**Task directions**
Reproduce word for word the part of the comment thread on the Confederate memorial that starts at the words "Placed during the" and ends after "boggles the mind.".

**Excerpted passage**
▬▬▬▬▬▬▬▬▬▬

This monumennt isn't
By anon
Wed, 08/16/2017 - 9:28am
This monumennt isn't glorifying anybody; it is commemorating the dead. Read Oliver Wendall Holmes Jr. Keene NH Memorial Day Speech on remembering the Civil War dead. Holmes was wounded three times in the Civil War; later was on the Mass Supreme Court and was likely the gteatest justice to ever serve on the US Supreme Court.
The tablet is not just a recitation of names
By adamg
Wed, 08/16/2017 - 1:13pm
It features the Confederate seal. No, it's not like a statue of Lee or Jackson on a horse, but it honors a losing cause nonetheless. And it was not placed there by anybody who actually even knew the men, but by a group that had been trying for decades to make the South appear somehow noble.
Placed during the Civil Rights movement, too
By anon
Wed, 08/16/2017 - 1:49pm
This was a direct assertion of the values of the Confederacy at a time when blacks were rallying for their rights.
So it features the Confeferate seal
By roadman
Wed, 08/16/2017 - 3:35pm
Because the soldiers who died served in the Confeferate Army. Which is sort of important here.
To twist a memorial to the fallen into a tacit endorsement of the principles the Confederacy stood for is such a stretch that it boggles the mind.
So it was erected by the United Daughters of the Confederacy
By statler
Wed, 08/16/2017 - 3:40pm
who (again):
Why is this saving this so important to you?
Why is removing this MEMORIAL so
By roadman
Wed, 08/16/2017 - 4:06pm
important to you? And no, I don't support the ideals the Confederacy stood for. But I understand the importance of respecting the dead, and of not whitewashing history just because somebody decides it's inconvenient to acknowledge the truth.
The fact that the MEMORIAL includes the Confeferate seal, or was installed by the Daughters of the Confederacy, are NOT legitimate justifications to remove the marker, but are poor excuses to justify a PC agenda.
And if you still disagree with me, spend a day at Gettysburg Battlefield (I've been twice) and then try arguing that the Confederate memorials there should be removed because they promote the ideals of the Confederacy.
It's 2017 and the history is
By SMH
Wed, 08/16/2017 - 4:34pm
It's 2017 and the history is already recorded physically and digitally.
Even if it wasn't, it I isn't whitewashing history if the monument was a response by Dixiecrats to Brown vs the Board of Education and civil rights as a whole.
Motivation is EVERYTHING. This monument was racist propaganda.
It is important to me because
By statler
Wed, 08/16/2017 - 4:46pm
I can see that it is a piece of pro-confederacy propaganda that was put up in the height of the Civil Rights Era.
That's not "PC", it is just common sense.

▬▬▬▬▬▬▬▬▬▬

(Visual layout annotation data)
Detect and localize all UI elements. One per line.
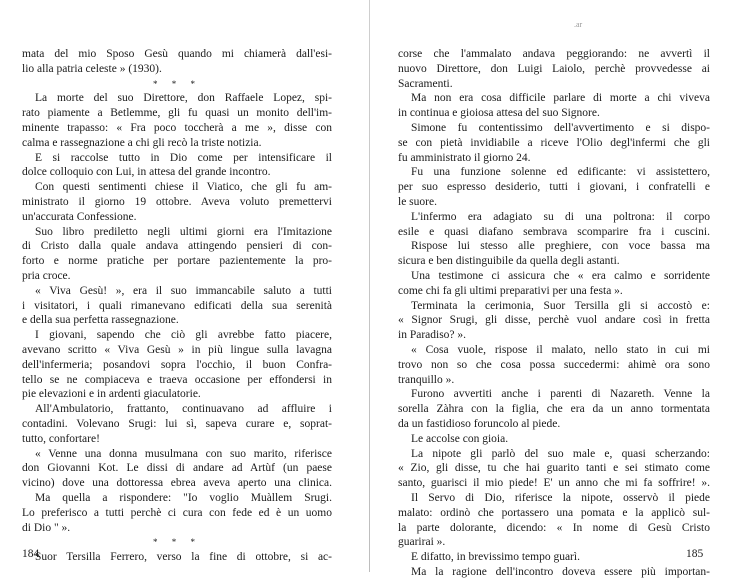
text-line: santo, guarisci il mio piede! E' un anno che mi fa soffrire! ».	[398, 477, 710, 490]
text-line: Lo preferisco a tutti perchè ci cura con fede ed è un uomo	[22, 506, 332, 519]
text-line: Con questi sentimenti chiese il Viatico, che gli fu am-	[35, 181, 332, 194]
section-separator: * * *	[153, 78, 201, 89]
text-line: corse che l'ammalato andava peggiorando: ne avvertì il	[398, 48, 710, 60]
text-line: Fu una funzione solenne ed edificante: vi assistettero,	[411, 166, 710, 179]
text-line: da un fastidioso foruncolo al piede.	[398, 417, 561, 430]
text-line: Suo libro prediletto negli ultimi giorni era l'Imitazione	[35, 225, 332, 238]
text-line: trovo non so che cosa possa succedermi: ahimè ora sono	[398, 358, 710, 371]
scan-mark: .ar	[574, 20, 583, 29]
text-line: malato: ordinò che portassero una pomata e la applicò sul-	[398, 506, 710, 519]
text-line: ministrato il giorno 19 ottobre. Aveva voluto premettervi	[22, 195, 332, 208]
text-line: rato piamente a Betlemme, gli fu quasi un monito dell'im-	[22, 107, 332, 120]
text-line: le suore.	[398, 195, 437, 208]
text-line: nuovo Direttore, don Luigi Laiolo, perchè provvedesse ai	[398, 62, 710, 75]
text-line: e della sua perfetta rassegnazione.	[22, 314, 179, 327]
text-line: lio alla patria celeste » (1930).	[22, 62, 162, 75]
text-line: tranquillo ».	[398, 373, 455, 386]
text-line: « Cosa vuole, rispose il malato, nello stato in cui mi	[411, 343, 710, 356]
text-line: Ma non era cosa difficile parlare di morte a chi viveva	[411, 92, 710, 105]
text-line: Suor Tersilla Ferrero, verso la fine di ottobre, si ac-	[35, 551, 332, 564]
text-line: « Venne una donna musulmana con suo marito, riferisce	[35, 447, 332, 460]
text-line: Ma quella a rispondere: "Io voglio Muàllem Srugi.	[35, 491, 332, 504]
text-line: sorella Zàhra con la figlia, che era da un anno tormentata	[398, 403, 710, 416]
text-line: un'accurata Confessione.	[22, 210, 137, 223]
text-line: contadini. Volevano Srugi: lui sì, sapeva curare e, soprat-	[22, 417, 332, 430]
text-line: Le accolse con gioia.	[411, 432, 509, 445]
text-line: la parte dolorante, dicendo: « In nome di Gesù Cristo	[398, 521, 710, 534]
text-line: E si raccolse tutto in Dio come per intensificare il	[35, 151, 332, 164]
text-line: forto e norme pratiche per portare pazientemente la pro-	[22, 255, 332, 268]
text-line: di Cristo dalla quale andava attingendo pensieri di con-	[22, 240, 332, 253]
text-line: Sacramenti.	[398, 77, 453, 90]
text-line: « Zio, gli disse, tu che hai guarito tanti e sei stimato come	[398, 462, 710, 475]
page-gutter	[369, 0, 370, 572]
text-line: vicino) dove una dottoressa ebrea aveva aperto una clinica.	[22, 477, 332, 490]
text-line: Rispose lui stesso alle preghiere, con voce bassa ma	[411, 240, 710, 253]
text-line: guarirai ».	[398, 536, 446, 549]
text-line: pie elevazioni e in ardenti giaculatorie.	[22, 388, 201, 401]
text-line: di Dio " ».	[22, 521, 71, 534]
text-line: tutto, confortare!	[22, 432, 100, 445]
text-line: All'Ambulatorio, frattanto, continuavano ad affluire i	[35, 403, 332, 416]
text-line: calma e rassegnazione a chi gli recò la triste notizia.	[22, 136, 262, 149]
text-line: don Giovanni Kot. Le dissi di andare ad Artùf (un paese	[22, 462, 332, 475]
left-page	[22, 47, 332, 565]
right-page	[398, 47, 710, 580]
text-line: I giovani, sapendo che ciò gli avrebbe fatto piacere,	[35, 329, 332, 342]
text-line: esile e quasi diafano sembrava scomparire fra i cuscini.	[398, 225, 710, 238]
text-line: dell'infermeria; posandovi sopra l'occhio, il buon Confra-	[22, 358, 332, 371]
text-line: in Paradiso? ».	[398, 329, 467, 342]
text-line: pria croce.	[22, 269, 71, 282]
text-line: se con pietà invidiabile a riceve l'Olio degl'infermi che gli	[398, 136, 710, 149]
text-line: avevano scritto « Viva Gesù » in più lingue sulla lavagna	[22, 343, 332, 356]
text-line: dolce colloquio con Lui, in attesa del grande incontro.	[22, 166, 271, 179]
page-number-left: 184	[22, 548, 40, 560]
section-separator: * * *	[153, 537, 201, 548]
text-line: Simone fu contentissimo dell'avvertimento e si dispo-	[411, 121, 710, 134]
text-line: Furono avvertiti anche i parenti di Nazareth. Venne la	[411, 388, 710, 401]
text-line: come chi fa gli ultimi preparativi per una festa ».	[398, 284, 623, 297]
text-line: in continua e gioiosa attesa del suo Signore.	[398, 107, 600, 120]
text-line: Terminata la cerimonia, Suor Tersilla gli si accostò e:	[411, 299, 710, 312]
text-line: Ma la ragione dell'incontro doveva essere più importan-	[411, 565, 710, 578]
text-line: mata del mio Sposo Gesù quando mi chiamerà dall'esi-	[22, 48, 332, 60]
text-line: Una testimone ci assicura che « era calmo e sorridente	[411, 269, 710, 282]
text-line: L'infermo era adagiato su di una poltrona: il corpo	[411, 210, 710, 223]
text-line: E difatto, in brevissimo tempo guarì.	[411, 551, 580, 564]
text-line: tello se ne compiaceva e traeva occasione per effondersi in	[22, 373, 332, 386]
text-line: sicura e ben distinguibile da quella degli astanti.	[398, 255, 620, 268]
text-line: per suo espresso desiderio, tutti i giovani, i confratelli e	[398, 181, 710, 194]
text-line: Il Servo di Dio, riferisce la nipote, osservò il piede	[411, 491, 710, 504]
text-line: La morte del suo Direttore, don Raffaele Lopez, spi-	[35, 92, 332, 105]
text-line: i visitatori, i quali rimanevano edificati della sua serenità	[22, 299, 332, 312]
page-number-right: 185	[686, 548, 704, 560]
text-line: « Signor Srugi, gli disse, perchè vuol andare così in fretta	[398, 314, 710, 327]
text-line: « Viva Gesù! », era il suo immancabile saluto a tutti	[35, 284, 332, 297]
text-line: fu amministrato il giorno 24.	[398, 151, 531, 164]
text-line: minente trapasso: « Fra poco toccherà a me », disse con	[22, 121, 332, 134]
text-line: La nipote gli parlò del suo male e, quasi scherzando:	[411, 447, 710, 460]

▬▬▬▬▬▬▬▬▬▬

**Response to this task**
Placed during the Civil Rights movement, too
By anon
Wed, 08/16/2017 - 1:49pm
This was a direct assertion of the values of the Confederacy at a time when blacks were rallying for their rights.
So it features the Confeferate seal
By roadman
Wed, 08/16/2017 - 3:35pm
Because the soldiers who died served in the Confeferate Army. Which is sort of important here.
To twist a memorial to the fallen into a tacit endorsement of the principles the Confederacy stood for is such a stretch that it boggles the mind.